Stated problem
Return every line below in which "text" appears.
————
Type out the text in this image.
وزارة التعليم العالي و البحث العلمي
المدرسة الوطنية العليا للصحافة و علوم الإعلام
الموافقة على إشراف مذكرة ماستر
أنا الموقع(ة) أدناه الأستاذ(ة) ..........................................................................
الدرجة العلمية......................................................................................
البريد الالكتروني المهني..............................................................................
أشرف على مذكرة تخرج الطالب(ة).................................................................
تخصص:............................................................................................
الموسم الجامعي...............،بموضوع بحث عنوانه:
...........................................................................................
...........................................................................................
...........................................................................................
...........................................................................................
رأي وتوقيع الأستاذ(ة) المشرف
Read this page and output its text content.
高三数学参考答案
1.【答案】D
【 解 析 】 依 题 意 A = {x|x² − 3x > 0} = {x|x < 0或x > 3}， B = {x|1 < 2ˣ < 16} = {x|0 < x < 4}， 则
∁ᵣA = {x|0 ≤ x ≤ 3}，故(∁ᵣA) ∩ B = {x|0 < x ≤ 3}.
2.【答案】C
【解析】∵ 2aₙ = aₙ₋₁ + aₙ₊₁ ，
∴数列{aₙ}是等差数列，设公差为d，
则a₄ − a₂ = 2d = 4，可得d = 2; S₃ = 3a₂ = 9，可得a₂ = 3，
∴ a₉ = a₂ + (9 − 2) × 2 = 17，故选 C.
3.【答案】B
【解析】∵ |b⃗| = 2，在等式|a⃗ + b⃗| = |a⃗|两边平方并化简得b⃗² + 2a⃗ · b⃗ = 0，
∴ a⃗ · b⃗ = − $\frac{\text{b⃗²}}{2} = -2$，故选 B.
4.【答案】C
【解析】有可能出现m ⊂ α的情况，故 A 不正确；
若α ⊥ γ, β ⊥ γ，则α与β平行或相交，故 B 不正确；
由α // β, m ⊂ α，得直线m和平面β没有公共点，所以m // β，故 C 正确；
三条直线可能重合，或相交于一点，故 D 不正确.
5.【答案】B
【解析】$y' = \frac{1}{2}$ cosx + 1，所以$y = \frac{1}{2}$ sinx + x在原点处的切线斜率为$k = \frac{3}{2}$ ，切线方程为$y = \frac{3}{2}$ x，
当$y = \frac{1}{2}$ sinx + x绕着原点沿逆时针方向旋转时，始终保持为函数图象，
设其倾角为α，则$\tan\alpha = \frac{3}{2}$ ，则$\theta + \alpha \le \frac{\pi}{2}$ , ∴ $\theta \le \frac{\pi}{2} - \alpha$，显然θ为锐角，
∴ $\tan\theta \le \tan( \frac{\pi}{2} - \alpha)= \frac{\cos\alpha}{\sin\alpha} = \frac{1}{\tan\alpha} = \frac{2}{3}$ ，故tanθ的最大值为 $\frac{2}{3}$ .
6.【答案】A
————
Answer to this exercise
Type out the text in this image.
Read this page and output its text content.
∴ a⃗ · b⃗ = − $\frac{\text{b⃗²}}{2} = -2$，故选 B.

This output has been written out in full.